■ **SET TASK**
Restate the whole listing word for word. Pictures are left out.

======

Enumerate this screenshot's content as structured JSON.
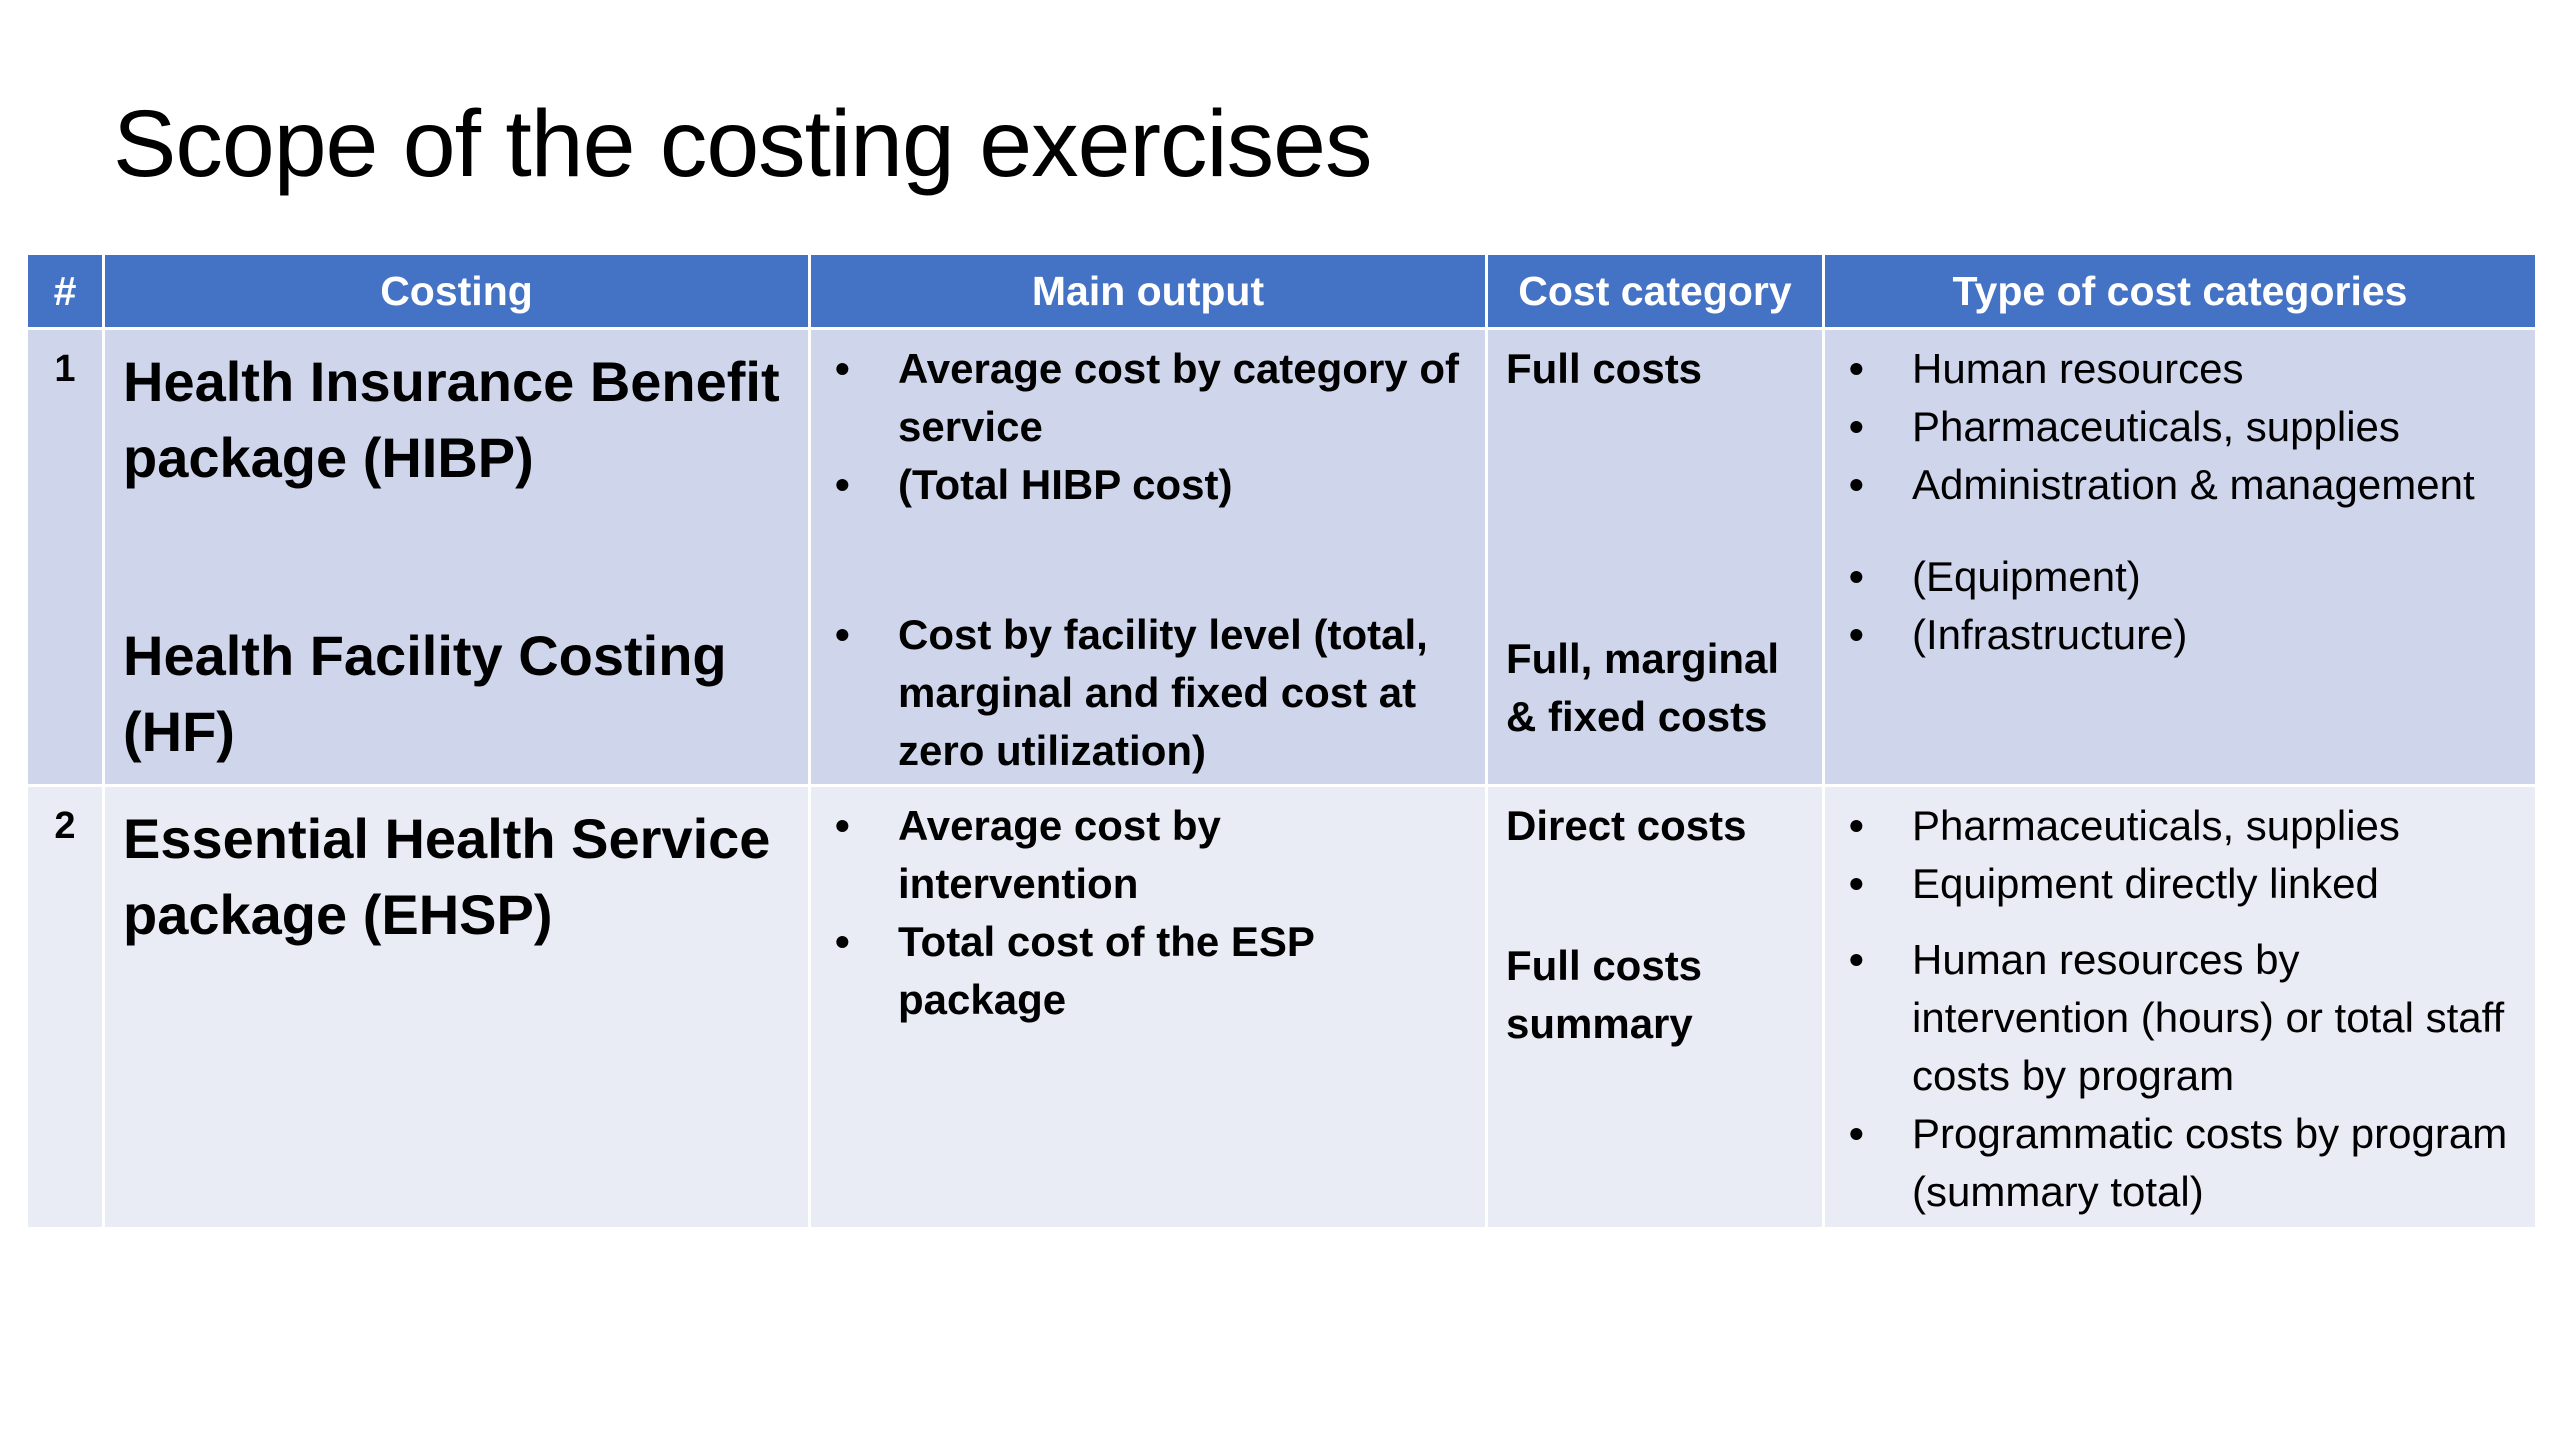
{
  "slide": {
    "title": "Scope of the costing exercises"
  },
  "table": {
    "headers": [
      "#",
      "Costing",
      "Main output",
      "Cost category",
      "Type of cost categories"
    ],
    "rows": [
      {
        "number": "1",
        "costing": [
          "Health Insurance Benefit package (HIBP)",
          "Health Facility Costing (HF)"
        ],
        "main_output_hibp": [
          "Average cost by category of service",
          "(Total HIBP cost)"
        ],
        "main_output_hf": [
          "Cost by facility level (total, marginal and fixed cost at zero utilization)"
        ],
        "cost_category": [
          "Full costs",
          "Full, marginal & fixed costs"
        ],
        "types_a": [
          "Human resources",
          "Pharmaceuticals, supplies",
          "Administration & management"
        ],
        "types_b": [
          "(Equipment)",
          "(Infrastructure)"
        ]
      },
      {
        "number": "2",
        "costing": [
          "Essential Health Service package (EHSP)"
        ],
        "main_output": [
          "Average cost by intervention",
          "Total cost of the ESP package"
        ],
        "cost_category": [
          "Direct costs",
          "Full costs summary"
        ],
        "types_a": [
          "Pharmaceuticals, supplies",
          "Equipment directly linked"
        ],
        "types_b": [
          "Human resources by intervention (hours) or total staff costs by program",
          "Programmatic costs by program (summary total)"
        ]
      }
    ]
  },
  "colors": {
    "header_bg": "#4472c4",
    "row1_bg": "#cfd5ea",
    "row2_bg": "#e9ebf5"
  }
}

======

■ **PROBLEM SOLUTION**
Enumerate this screenshot's content as structured JSON.
{
  "slide": {
    "title": "Scope of the costing exercises"
  },
  "table": {
    "headers": [
      "#",
      "Costing",
      "Main output",
      "Cost category",
      "Type of cost categories"
    ],
    "rows": [
      {
        "number": "1",
        "costing": [
          "Health Insurance Benefit package (HIBP)",
          "Health Facility Costing (HF)"
        ],
        "main_output_hibp": [
          "Average cost by category of service",
          "(Total HIBP cost)"
        ],
        "main_output_hf": [
          "Cost by facility level (total, marginal and fixed cost at zero utilization)"
        ],
        "cost_category": [
          "Full costs",
          "Full, marginal & fixed costs"
        ],
        "types_a": [
          "Human resources",
          "Pharmaceuticals, supplies",
          "Administration & management"
        ],
        "types_b": [
          "(Equipment)",
          "(Infrastructure)"
        ]
      },
      {
        "number": "2",
        "costing": [
          "Essential Health Service package (EHSP)"
        ],
        "main_output": [
          "Average cost by intervention",
          "Total cost of the ESP package"
        ],
        "cost_category": [
          "Direct costs",
          "Full costs summary"
        ],
        "types_a": [
          "Pharmaceuticals, supplies",
          "Equipment directly linked"
        ],
        "types_b": [
          "Human resources by intervention (hours) or total staff costs by program",
          "Programmatic costs by program (summary total)"
        ]
      }
    ]
  },
  "colors": {
    "header_bg": "#4472c4",
    "row1_bg": "#cfd5ea",
    "row2_bg": "#e9ebf5"
  }
}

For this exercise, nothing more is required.